Begin Materials provided
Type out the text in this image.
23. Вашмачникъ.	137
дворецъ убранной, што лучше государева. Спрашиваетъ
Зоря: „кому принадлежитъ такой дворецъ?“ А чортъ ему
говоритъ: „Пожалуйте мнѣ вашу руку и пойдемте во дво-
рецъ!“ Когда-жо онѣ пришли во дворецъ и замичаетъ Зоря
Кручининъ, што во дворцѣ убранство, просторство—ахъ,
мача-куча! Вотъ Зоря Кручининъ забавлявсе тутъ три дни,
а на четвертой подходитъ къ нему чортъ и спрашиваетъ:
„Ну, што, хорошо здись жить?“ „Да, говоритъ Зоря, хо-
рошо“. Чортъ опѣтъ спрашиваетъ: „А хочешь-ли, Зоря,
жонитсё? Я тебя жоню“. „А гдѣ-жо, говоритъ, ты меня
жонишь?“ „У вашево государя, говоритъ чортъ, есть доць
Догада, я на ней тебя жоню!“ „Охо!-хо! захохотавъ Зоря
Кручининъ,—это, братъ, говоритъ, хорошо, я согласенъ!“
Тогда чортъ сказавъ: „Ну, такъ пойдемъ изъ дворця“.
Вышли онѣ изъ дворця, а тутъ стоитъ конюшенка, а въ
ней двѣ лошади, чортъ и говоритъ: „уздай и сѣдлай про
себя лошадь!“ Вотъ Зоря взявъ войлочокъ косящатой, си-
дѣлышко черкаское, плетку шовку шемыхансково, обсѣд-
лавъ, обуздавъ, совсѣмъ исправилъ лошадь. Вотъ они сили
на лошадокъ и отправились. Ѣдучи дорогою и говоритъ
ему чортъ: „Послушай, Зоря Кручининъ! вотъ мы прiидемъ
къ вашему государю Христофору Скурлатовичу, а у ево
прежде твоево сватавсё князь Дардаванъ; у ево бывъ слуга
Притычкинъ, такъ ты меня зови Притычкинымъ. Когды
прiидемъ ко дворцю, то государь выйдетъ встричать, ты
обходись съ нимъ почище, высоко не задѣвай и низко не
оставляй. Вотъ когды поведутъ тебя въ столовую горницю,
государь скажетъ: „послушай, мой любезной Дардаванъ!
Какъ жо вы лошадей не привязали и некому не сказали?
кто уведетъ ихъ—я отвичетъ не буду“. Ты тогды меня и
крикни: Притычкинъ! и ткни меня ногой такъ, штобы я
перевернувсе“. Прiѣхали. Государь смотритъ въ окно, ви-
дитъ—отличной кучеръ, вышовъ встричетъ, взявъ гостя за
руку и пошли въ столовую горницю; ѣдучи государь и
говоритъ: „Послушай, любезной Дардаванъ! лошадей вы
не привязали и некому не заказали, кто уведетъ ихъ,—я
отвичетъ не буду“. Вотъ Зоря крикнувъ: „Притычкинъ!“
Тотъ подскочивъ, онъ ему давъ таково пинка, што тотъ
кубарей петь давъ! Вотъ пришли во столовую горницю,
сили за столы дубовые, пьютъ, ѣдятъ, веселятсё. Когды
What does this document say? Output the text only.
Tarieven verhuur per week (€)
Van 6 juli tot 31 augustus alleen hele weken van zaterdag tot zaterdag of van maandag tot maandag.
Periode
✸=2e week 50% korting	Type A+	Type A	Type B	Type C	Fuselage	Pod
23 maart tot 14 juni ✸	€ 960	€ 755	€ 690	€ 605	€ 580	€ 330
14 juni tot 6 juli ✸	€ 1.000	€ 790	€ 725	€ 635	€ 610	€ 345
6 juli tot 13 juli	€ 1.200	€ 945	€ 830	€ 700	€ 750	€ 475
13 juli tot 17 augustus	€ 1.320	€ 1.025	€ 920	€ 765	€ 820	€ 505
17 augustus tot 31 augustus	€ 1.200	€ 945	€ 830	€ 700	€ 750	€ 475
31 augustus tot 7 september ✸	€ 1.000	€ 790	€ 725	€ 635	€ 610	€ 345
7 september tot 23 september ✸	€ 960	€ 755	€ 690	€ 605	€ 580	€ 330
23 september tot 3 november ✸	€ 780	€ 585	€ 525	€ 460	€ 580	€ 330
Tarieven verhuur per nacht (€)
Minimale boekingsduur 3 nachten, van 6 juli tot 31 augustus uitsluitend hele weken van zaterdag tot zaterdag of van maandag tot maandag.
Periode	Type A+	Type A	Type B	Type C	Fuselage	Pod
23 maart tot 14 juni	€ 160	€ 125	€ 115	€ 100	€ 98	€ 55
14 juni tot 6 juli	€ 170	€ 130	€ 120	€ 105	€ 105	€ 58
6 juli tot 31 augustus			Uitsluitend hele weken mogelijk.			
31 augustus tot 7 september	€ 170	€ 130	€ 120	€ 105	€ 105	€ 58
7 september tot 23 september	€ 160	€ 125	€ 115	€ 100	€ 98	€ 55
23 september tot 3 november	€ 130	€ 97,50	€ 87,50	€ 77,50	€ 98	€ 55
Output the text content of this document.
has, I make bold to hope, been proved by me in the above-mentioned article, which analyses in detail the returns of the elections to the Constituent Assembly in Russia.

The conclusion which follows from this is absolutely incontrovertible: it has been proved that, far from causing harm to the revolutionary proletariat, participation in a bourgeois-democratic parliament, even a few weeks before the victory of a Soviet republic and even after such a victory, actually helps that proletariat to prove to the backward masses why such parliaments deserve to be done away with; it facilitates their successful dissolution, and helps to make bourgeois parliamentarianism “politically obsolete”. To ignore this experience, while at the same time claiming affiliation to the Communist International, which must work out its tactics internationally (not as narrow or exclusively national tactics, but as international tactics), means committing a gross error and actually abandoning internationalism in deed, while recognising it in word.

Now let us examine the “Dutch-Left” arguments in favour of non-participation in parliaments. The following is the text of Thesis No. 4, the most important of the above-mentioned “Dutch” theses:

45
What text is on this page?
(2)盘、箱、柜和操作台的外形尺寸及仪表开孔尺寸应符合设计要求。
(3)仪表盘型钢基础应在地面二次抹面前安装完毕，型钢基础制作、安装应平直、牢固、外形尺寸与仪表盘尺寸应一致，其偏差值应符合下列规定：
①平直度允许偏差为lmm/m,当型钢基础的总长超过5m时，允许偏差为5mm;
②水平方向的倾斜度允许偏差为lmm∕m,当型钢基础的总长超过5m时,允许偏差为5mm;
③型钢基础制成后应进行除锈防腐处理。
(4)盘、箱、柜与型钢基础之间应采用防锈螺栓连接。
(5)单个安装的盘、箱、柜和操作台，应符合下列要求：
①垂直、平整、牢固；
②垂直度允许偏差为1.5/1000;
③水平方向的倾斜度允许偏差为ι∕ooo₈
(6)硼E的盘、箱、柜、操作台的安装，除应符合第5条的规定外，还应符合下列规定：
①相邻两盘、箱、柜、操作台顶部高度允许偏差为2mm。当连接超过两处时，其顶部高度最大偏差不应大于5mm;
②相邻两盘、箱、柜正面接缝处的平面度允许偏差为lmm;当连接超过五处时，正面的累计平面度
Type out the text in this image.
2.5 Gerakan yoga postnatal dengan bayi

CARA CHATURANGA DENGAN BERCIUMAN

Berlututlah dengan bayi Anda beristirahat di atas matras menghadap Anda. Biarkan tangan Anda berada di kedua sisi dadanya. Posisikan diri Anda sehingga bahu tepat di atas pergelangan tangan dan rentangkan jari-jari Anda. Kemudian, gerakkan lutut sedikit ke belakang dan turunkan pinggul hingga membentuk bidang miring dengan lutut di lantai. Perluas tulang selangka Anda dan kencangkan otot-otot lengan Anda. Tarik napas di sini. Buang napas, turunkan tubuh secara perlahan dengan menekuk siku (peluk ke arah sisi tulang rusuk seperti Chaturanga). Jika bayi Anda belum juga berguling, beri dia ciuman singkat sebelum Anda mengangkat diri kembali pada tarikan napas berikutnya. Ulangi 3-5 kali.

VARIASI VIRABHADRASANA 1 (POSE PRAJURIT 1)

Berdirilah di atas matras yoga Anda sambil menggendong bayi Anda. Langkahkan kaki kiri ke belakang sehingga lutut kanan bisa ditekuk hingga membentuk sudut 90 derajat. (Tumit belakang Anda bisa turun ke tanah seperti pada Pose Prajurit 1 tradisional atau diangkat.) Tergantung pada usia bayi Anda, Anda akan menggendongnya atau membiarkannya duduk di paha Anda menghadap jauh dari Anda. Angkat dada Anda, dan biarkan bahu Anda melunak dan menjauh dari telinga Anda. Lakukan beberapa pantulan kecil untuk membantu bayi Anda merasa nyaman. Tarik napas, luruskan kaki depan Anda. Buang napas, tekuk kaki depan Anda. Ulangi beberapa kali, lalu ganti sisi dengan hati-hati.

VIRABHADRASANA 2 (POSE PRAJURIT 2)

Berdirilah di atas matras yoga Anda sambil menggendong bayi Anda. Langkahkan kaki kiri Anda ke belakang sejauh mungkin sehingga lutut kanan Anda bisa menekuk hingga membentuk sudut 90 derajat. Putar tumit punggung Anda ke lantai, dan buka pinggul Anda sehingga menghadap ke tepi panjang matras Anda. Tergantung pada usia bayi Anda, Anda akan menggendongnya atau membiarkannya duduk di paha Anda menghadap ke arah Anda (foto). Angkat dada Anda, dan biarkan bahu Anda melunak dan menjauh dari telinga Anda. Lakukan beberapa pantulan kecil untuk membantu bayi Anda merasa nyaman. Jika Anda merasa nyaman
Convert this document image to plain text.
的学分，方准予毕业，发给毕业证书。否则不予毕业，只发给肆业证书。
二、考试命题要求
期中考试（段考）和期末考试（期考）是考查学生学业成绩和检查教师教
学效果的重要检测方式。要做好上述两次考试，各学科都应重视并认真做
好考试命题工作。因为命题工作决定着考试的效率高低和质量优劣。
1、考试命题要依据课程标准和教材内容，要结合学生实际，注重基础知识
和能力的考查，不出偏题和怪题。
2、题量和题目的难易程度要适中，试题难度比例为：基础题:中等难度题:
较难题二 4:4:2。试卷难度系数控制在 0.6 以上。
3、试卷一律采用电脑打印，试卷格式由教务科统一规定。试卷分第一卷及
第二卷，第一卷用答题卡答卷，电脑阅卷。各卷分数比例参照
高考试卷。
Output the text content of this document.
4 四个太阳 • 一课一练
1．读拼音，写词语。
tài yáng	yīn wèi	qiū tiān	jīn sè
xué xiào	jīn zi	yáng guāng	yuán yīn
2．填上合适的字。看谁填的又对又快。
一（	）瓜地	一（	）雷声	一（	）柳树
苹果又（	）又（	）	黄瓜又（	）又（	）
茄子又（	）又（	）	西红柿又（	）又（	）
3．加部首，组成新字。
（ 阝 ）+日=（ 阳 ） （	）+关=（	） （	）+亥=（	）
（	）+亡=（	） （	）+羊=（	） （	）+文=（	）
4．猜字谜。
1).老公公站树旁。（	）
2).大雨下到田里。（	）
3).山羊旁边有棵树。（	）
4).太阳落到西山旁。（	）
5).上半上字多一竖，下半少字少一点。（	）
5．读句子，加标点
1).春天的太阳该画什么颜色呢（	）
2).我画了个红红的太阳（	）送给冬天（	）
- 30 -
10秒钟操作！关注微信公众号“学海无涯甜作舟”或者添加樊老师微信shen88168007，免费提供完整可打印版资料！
End Materials provided
In the records above, collect each line with "пришли".

Reply to the task:
рецъ!“ Когда-жо онѣ пришли во дворецъ и замичаетъ Зоря
кубарей петь давъ! Вотъ пришли во столовую горницю,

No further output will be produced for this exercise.